What this task involves
Select, from the material below, each line with "before" in it.
"""
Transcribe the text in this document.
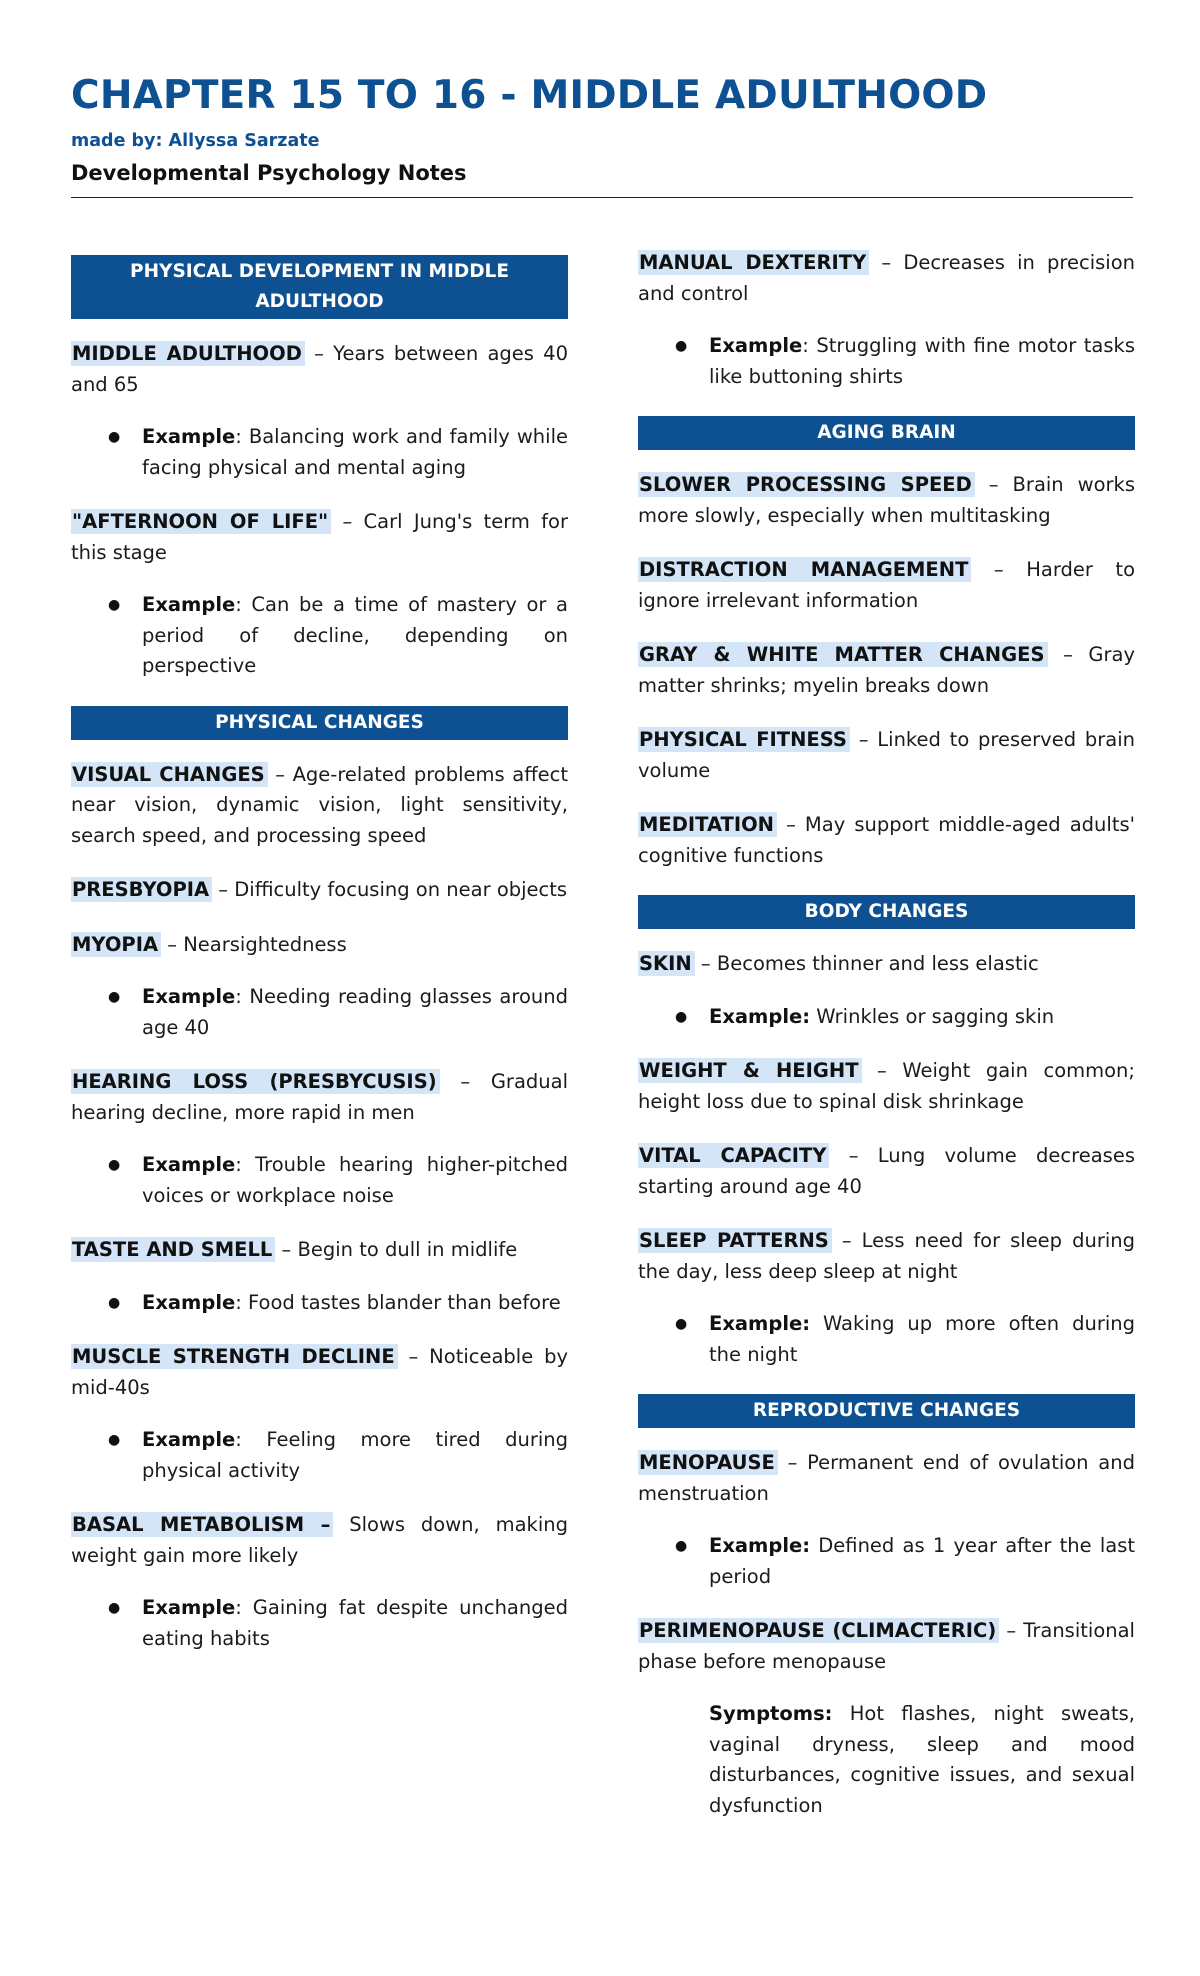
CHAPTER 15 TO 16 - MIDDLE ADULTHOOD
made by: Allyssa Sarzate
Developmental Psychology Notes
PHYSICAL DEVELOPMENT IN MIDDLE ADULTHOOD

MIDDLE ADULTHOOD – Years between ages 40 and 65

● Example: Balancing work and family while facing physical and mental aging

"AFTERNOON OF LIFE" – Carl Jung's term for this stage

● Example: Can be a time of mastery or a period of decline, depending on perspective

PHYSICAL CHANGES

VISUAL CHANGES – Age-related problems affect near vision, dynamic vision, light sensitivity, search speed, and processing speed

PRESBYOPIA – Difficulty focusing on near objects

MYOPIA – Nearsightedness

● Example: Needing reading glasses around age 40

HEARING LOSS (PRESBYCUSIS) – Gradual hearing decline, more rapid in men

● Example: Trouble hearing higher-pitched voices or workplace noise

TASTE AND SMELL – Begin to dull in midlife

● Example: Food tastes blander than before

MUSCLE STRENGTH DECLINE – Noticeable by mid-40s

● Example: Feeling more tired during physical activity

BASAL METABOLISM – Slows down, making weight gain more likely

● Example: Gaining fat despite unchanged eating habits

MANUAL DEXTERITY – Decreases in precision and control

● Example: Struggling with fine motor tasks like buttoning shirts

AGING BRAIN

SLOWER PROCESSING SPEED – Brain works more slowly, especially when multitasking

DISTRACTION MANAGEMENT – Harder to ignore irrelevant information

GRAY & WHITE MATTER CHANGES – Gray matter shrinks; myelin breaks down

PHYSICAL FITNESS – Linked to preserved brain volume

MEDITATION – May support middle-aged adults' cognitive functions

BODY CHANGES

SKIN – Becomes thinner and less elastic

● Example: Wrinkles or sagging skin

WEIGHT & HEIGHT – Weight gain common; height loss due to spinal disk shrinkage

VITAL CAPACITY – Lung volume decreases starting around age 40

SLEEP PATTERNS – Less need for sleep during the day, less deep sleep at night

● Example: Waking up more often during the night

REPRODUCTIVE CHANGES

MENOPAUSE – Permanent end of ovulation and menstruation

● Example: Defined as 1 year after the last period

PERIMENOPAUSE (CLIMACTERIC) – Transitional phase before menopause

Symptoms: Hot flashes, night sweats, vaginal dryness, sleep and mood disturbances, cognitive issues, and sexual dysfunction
"""
Answer below
● Example: Food tastes blander than before
PERIMENOPAUSE (CLIMACTERIC) – Transitional phase before menopause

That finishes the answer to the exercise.